Records to process:
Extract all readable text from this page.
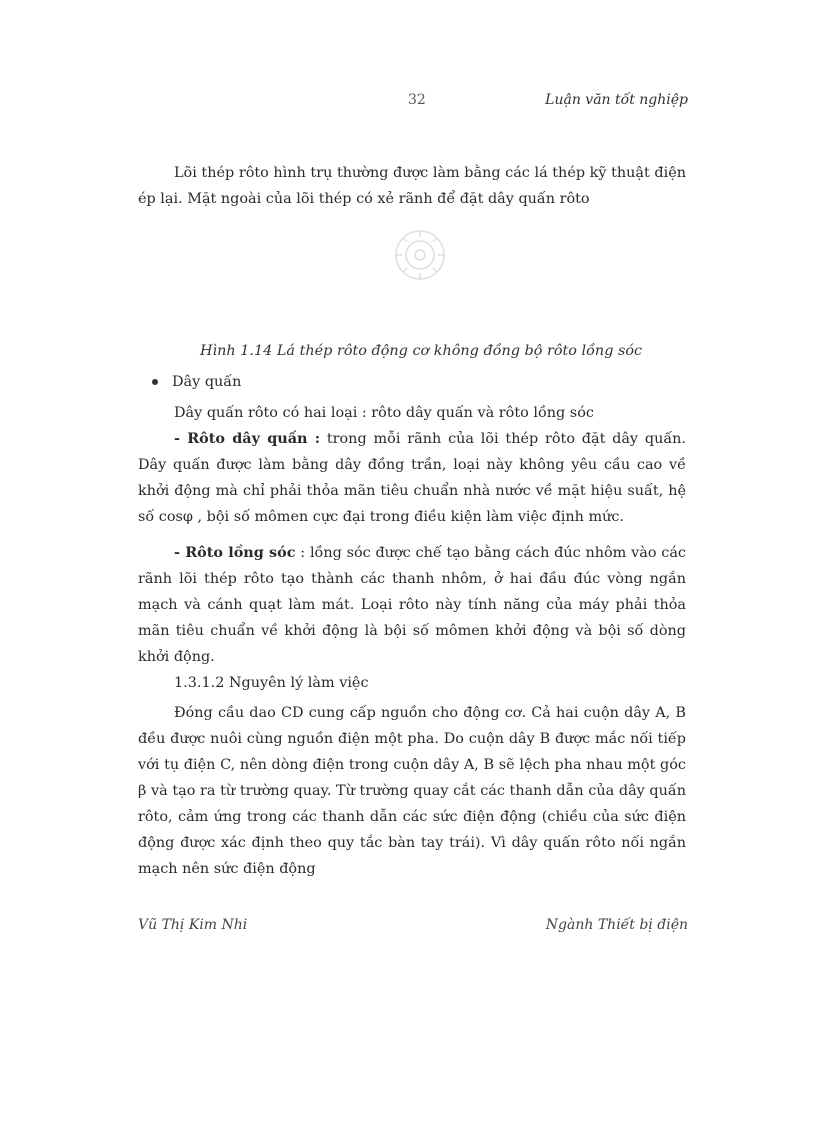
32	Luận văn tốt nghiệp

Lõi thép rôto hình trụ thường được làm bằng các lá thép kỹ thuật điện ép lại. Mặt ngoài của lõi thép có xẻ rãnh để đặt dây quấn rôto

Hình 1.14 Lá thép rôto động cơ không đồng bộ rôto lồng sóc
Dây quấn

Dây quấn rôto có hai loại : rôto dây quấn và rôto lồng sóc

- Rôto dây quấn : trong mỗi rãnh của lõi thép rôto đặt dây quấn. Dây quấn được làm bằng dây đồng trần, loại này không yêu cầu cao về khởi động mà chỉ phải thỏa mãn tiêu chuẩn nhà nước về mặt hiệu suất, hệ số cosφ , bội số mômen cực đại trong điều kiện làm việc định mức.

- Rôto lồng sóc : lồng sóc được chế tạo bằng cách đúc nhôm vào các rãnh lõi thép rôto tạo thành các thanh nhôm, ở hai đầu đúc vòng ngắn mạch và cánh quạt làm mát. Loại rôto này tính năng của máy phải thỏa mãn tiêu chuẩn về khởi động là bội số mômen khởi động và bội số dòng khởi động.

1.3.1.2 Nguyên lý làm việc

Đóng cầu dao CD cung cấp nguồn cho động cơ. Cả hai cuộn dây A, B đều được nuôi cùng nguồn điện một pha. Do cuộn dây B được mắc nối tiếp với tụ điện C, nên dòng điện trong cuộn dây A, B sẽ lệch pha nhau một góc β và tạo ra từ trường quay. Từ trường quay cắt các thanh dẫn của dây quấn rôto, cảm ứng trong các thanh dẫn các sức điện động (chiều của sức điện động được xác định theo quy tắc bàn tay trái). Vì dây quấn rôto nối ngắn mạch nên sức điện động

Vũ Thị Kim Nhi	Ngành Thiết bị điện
--
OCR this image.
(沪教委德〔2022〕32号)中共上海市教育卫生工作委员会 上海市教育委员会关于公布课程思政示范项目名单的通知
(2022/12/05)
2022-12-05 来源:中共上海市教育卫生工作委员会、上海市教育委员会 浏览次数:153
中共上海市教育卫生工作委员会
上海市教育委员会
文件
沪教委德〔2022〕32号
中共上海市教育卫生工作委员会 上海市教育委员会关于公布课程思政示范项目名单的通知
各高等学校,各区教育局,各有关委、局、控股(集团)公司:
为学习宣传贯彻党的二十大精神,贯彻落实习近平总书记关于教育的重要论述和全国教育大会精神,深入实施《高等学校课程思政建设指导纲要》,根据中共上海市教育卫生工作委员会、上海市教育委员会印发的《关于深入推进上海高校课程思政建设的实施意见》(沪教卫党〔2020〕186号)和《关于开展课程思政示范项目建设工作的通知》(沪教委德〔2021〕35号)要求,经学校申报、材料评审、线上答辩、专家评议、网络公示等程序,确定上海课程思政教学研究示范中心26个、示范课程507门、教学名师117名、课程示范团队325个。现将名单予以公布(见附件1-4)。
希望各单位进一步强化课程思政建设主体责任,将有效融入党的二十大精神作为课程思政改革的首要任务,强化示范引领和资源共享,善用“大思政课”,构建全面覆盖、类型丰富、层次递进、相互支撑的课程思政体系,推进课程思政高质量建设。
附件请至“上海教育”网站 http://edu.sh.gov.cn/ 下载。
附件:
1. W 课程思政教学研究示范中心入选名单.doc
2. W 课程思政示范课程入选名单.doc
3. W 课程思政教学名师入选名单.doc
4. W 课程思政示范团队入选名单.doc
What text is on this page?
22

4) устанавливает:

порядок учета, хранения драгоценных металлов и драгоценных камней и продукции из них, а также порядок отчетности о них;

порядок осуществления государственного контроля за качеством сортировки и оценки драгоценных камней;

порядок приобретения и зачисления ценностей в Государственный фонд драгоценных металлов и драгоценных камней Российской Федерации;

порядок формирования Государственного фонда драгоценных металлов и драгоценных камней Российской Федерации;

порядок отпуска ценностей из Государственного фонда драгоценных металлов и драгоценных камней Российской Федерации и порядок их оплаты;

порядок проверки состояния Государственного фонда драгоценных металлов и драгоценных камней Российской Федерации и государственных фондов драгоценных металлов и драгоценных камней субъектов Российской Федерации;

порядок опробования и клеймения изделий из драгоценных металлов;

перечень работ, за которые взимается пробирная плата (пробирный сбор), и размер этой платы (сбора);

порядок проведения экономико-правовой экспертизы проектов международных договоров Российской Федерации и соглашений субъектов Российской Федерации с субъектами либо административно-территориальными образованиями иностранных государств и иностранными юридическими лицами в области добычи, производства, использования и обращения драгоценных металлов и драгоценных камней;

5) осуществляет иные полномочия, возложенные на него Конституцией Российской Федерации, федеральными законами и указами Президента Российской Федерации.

Aim of the exercise:
From the records, copy every line that has the string "rãnh" in it.

Final answer:
Lõi thép rôto hình trụ thường được làm bằng các lá thép kỹ thuật điện ép lại. Mặt ngoài của lõi thép có xẻ rãnh để đặt dây quấn rôto
- Rôto dây quấn : trong mỗi rãnh của lõi thép rôto đặt dây quấn. Dây quấn được làm bằng dây đồng trần, loại này không yêu cầu cao về khởi động mà chỉ phải thỏa mãn tiêu chuẩn nhà nước về mặt hiệu suất, hệ số cosφ , bội số mômen cực đại trong điều kiện làm việc định mức.
- Rôto lồng sóc : lồng sóc được chế tạo bằng cách đúc nhôm vào các rãnh lõi thép rôto tạo thành các thanh nhôm, ở hai đầu đúc vòng ngắn mạch và cánh quạt làm mát. Loại rôto này tính năng của máy phải thỏa mãn tiêu chuẩn về khởi động là bội số mômen khởi động và bội số dòng khởi động.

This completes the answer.